» GIVEN INSTRUCTION: Look through the records that follow. Copy every line containing the word "Индексирование".

<<<<

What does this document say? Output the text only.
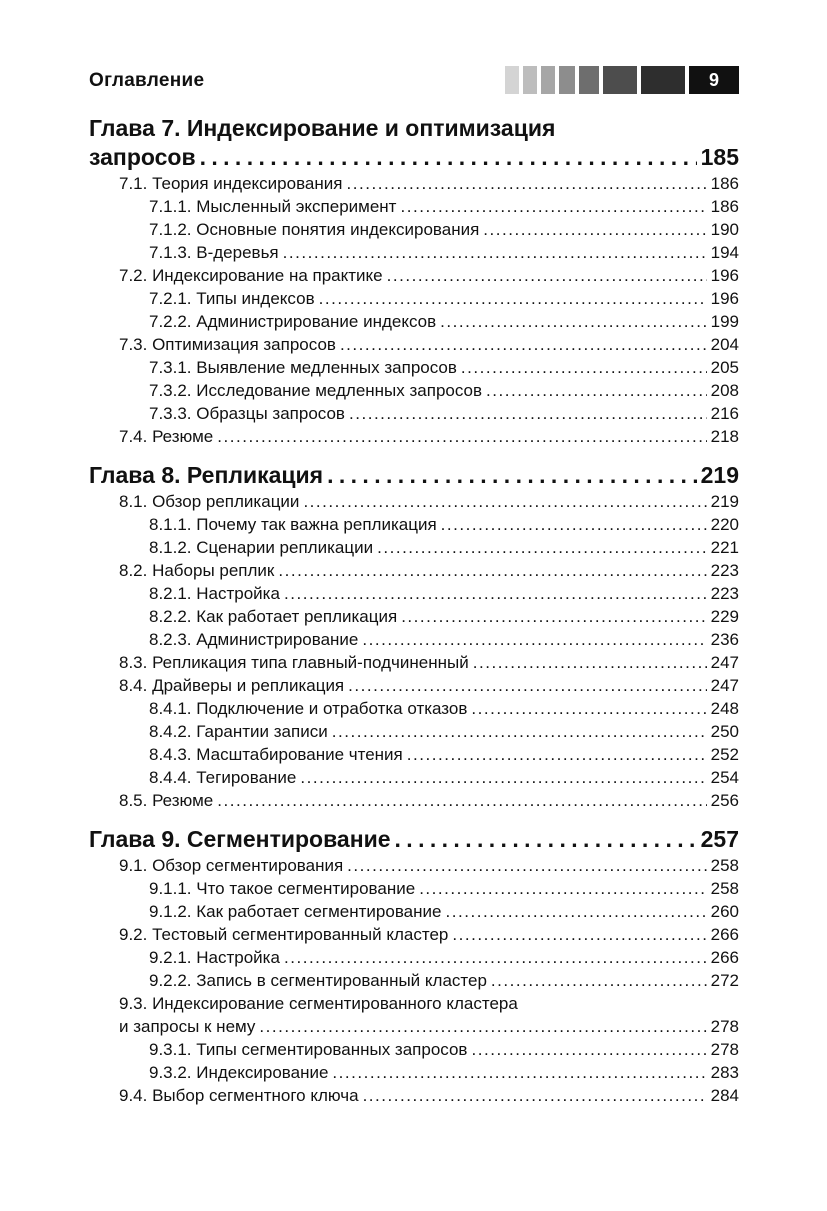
Оглавление	9
Глава 7. Индексирование и оптимизация
запросов . . .	185
7.1. Теория индексирования . . .	186
7.1.1. Мысленный эксперимент . . .	186
7.1.2. Основные понятия индексирования . . .	190
7.1.3. B-деревья . . .	194
7.2. Индексирование на практике . . .	196
7.2.1. Типы индексов . . .	196
7.2.2. Администрирование индексов . . .	199
7.3. Оптимизация запросов . . .	204
7.3.1. Выявление медленных запросов . . .	205
7.3.2. Исследование медленных запросов . . .	208
7.3.3. Образцы запросов . . .	216
7.4. Резюме . . .	218
Глава 8. Репликация . . .	219
8.1. Обзор репликации . . .	219
8.1.1. Почему так важна репликация . . .	220
8.1.2. Сценарии репликации . . .	221
8.2. Наборы реплик . . .	223
8.2.1. Настройка . . .	223
8.2.2. Как работает репликация . . .	229
8.2.3. Администрирование . . .	236
8.3. Репликация типа главный-подчиненный . . .	247
8.4. Драйверы и репликация . . .	247
8.4.1. Подключение и отработка отказов . . .	248
8.4.2. Гарантии записи . . .	250
8.4.3. Масштабирование чтения . . .	252
8.4.4. Тегирование . . .	254
8.5. Резюме . . .	256
Глава 9. Сегментирование . . .	257
9.1. Обзор сегментирования . . .	258
9.1.1. Что такое сегментирование . . .	258
9.1.2. Как работает сегментирование . . .	260
9.2. Тестовый сегментированный кластер . . .	266
9.2.1. Настройка . . .	266
9.2.2. Запись в сегментированный кластер . . .	272
9.3. Индексирование сегментированного кластера
и запросы к нему . . .	278
9.3.1. Типы сегментированных запросов . . .	278
9.3.2. Индексирование . . .	283
9.4. Выбор сегментного ключа . . .	284
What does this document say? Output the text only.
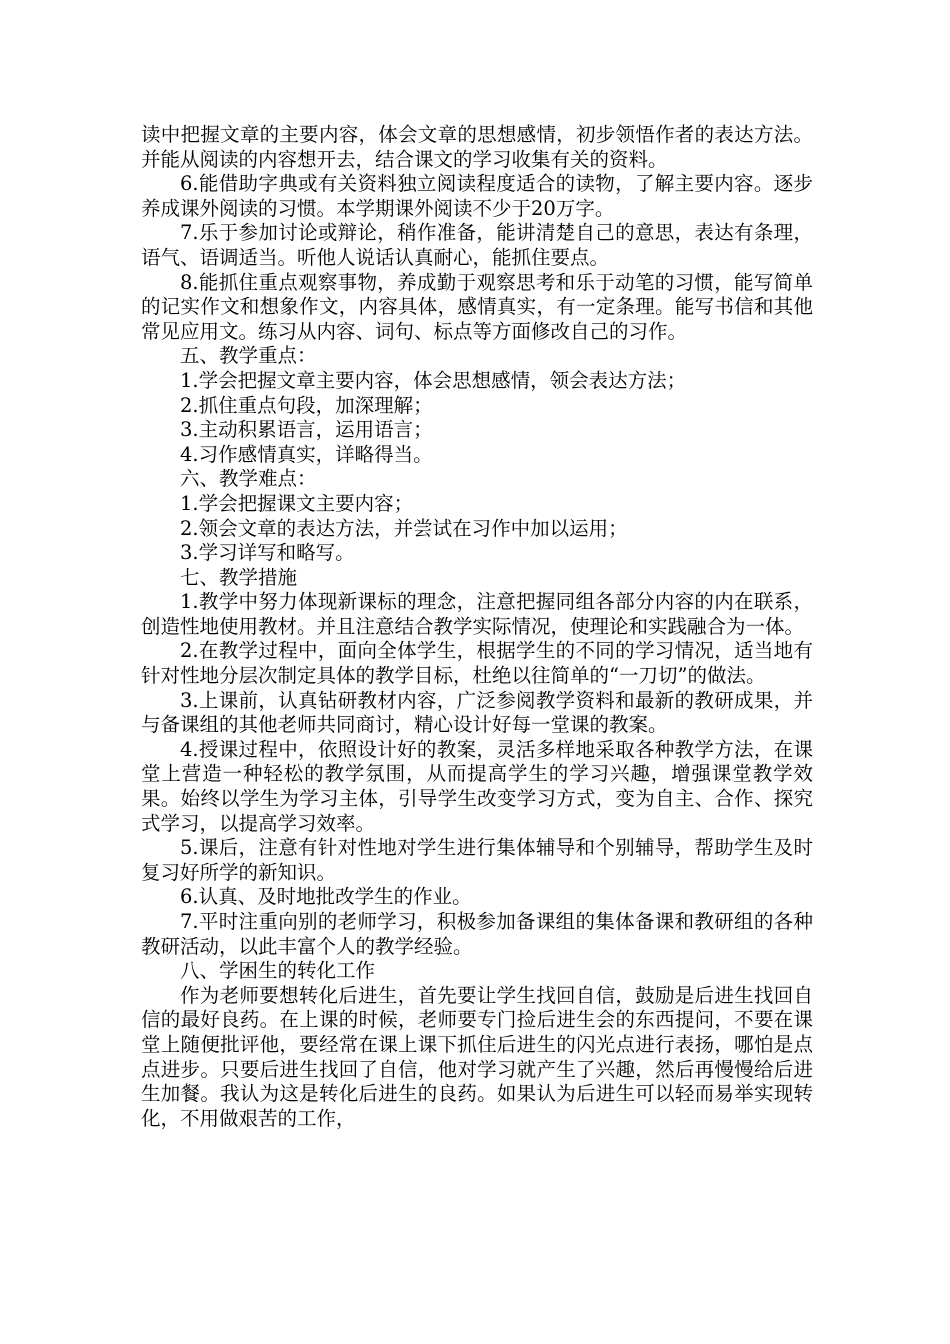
读中把握文章的主要内容，体会文章的思想感情，初步领悟作者的表达方法。并能从阅读的内容想开去，结合课文的学习收集有关的资料。

6.能借助字典或有关资料独立阅读程度适合的读物，了解主要内容。逐步养成课外阅读的习惯。本学期课外阅读不少于20万字。

7.乐于参加讨论或辩论，稍作准备，能讲清楚自己的意思，表达有条理，语气、语调适当。听他人说话认真耐心，能抓住要点。

8.能抓住重点观察事物，养成勤于观察思考和乐于动笔的习惯，能写简单的记实作文和想象作文，内容具体，感情真实，有一定条理。能写书信和其他常见应用文。练习从内容、词句、标点等方面修改自己的习作。

五、教学重点：

1.学会把握文章主要内容，体会思想感情，领会表达方法；

2.抓住重点句段，加深理解；

3.主动积累语言，运用语言；

4.习作感情真实，详略得当。

六、教学难点：

1.学会把握课文主要内容；

2.领会文章的表达方法，并尝试在习作中加以运用；

3.学习详写和略写。

七、教学措施

1.教学中努力体现新课标的理念，注意把握同组各部分内容的内在联系，创造性地使用教材。并且注意结合教学实际情况，使理论和实践融合为一体。

2.在教学过程中，面向全体学生，根据学生的不同的学习情况，适当地有针对性地分层次制定具体的教学目标，杜绝以往简单的“一刀切”的做法。

3.上课前，认真钻研教材内容，广泛参阅教学资料和最新的教研成果，并与备课组的其他老师共同商讨，精心设计好每一堂课的教案。

4.授课过程中，依照设计好的教案，灵活多样地采取各种教学方法，在课堂上营造一种轻松的教学氛围，从而提高学生的学习兴趣，增强课堂教学效果。始终以学生为学习主体，引导学生改变学习方式，变为自主、合作、探究式学习，以提高学习效率。

5.课后，注意有针对性地对学生进行集体辅导和个别辅导，帮助学生及时复习好所学的新知识。

6.认真、及时地批改学生的作业。

7.平时注重向别的老师学习，积极参加备课组的集体备课和教研组的各种教研活动，以此丰富个人的教学经验。

八、学困生的转化工作

作为老师要想转化后进生，首先要让学生找回自信，鼓励是后进生找回自信的最好良药。在上课的时候，老师要专门捡后进生会的东西提问，不要在课堂上随便批评他，要经常在课上课下抓住后进生的闪光点进行表扬，哪怕是点点进步。只要后进生找回了自信，他对学习就产生了兴趣，然后再慢慢给后进生加餐。我认为这是转化后进生的良药。如果认为后进生可以轻而易举实现转化，不用做艰苦的工作，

>>>>

» WRITTEN ANSWER:
Глава 7. Индексирование и оптимизация
7.2. Индексирование на практике . . .	196
9.3. Индексирование сегментированного кластера
9.3.2. Индексирование . . .	283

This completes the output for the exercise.